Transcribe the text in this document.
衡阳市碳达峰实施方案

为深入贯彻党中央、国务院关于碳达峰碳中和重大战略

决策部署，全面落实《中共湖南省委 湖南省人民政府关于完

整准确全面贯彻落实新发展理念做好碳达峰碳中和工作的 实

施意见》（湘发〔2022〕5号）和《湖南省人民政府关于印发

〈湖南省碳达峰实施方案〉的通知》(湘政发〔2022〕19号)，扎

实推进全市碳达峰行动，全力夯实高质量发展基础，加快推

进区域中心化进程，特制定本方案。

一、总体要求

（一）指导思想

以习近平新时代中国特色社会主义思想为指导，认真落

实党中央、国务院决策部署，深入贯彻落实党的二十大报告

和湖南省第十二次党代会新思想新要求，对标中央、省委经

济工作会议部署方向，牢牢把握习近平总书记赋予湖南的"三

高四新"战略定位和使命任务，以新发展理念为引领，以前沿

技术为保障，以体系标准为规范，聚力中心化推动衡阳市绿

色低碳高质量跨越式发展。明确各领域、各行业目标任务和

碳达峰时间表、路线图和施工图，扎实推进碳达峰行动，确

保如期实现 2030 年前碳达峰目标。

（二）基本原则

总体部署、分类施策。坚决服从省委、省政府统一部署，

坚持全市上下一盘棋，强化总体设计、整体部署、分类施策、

• [Exercise]
Extract, from the material above, each line holding the word "分类施策".

• [Full solution]
总体部署、分类施策。坚决服从省委、省政府统一部署，
坚持全市上下一盘棋，强化总体设计、整体部署、分类施策、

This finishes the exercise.